[start]

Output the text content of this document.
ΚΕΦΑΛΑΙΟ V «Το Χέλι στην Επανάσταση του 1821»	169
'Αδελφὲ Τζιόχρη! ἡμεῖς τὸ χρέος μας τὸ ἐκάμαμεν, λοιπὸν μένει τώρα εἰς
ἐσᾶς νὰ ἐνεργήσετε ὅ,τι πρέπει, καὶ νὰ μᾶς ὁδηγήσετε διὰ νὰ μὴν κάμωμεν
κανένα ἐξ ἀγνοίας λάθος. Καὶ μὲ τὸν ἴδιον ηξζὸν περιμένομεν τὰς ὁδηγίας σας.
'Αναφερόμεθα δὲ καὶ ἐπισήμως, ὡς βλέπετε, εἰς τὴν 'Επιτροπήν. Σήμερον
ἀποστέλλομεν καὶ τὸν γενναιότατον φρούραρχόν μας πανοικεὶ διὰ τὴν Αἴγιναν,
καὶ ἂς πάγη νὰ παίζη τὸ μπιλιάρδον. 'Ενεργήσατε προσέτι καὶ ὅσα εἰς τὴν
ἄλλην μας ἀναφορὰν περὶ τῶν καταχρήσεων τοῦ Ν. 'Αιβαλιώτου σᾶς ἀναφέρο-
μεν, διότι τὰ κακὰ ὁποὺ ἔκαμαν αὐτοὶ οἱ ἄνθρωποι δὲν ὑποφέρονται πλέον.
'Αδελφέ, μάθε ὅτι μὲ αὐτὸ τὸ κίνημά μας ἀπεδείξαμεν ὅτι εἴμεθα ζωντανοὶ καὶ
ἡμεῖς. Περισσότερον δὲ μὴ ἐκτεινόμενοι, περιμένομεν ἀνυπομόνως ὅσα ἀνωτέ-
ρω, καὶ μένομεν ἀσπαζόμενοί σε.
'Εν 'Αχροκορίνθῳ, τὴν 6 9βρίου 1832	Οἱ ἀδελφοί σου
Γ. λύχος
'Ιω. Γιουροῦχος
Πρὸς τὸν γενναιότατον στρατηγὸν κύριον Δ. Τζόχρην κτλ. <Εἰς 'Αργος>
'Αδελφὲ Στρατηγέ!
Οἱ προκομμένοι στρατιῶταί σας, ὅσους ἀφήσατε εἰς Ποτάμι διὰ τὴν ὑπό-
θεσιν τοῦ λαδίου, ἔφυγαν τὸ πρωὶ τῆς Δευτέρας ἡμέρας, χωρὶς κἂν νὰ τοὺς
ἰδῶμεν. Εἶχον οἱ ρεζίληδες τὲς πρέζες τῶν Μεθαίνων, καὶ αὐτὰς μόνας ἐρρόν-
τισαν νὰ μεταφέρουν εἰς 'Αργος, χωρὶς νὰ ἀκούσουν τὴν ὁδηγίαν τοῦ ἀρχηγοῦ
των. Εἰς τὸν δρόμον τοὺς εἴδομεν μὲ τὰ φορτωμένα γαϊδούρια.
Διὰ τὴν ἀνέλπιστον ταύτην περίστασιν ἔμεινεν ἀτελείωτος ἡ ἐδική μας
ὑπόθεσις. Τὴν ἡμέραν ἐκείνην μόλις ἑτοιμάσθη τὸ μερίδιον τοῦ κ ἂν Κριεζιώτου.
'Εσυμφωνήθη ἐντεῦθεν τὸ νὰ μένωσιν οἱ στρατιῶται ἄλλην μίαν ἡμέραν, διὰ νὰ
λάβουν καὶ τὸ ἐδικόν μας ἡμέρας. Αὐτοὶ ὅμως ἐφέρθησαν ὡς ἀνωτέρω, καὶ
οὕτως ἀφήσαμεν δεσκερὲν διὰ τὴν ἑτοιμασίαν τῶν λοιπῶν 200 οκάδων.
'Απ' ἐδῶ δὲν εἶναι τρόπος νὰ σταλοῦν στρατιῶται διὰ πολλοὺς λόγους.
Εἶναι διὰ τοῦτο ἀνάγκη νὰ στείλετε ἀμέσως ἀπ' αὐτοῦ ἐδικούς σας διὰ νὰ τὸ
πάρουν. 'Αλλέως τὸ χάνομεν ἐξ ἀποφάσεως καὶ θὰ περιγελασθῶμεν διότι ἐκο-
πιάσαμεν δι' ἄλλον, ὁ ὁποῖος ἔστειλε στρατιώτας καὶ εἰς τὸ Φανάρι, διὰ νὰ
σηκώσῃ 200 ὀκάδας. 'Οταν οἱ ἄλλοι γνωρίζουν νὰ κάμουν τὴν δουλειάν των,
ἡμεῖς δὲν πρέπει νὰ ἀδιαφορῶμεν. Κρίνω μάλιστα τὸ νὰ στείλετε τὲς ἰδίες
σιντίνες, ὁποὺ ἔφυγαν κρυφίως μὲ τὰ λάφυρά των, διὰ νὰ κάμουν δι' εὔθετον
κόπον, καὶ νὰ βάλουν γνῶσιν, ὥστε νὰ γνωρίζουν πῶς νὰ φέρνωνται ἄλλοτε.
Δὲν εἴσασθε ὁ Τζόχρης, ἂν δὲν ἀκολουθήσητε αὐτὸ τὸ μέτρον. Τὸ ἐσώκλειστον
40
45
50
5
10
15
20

[end]

Copy out each line of the listing that holds "διότι".

μεν, διότι τὰ κακὰ ὁποὺ ἔκαμαν αὐτοὶ οἱ ἄνθρωποι δὲν ὑποφέρονται πλέον.
πάρουν. 'Αλλέως τὸ χάνομεν ἐξ ἀποφάσεως καὶ θὰ περιγελασθῶμεν διότι ἐκο-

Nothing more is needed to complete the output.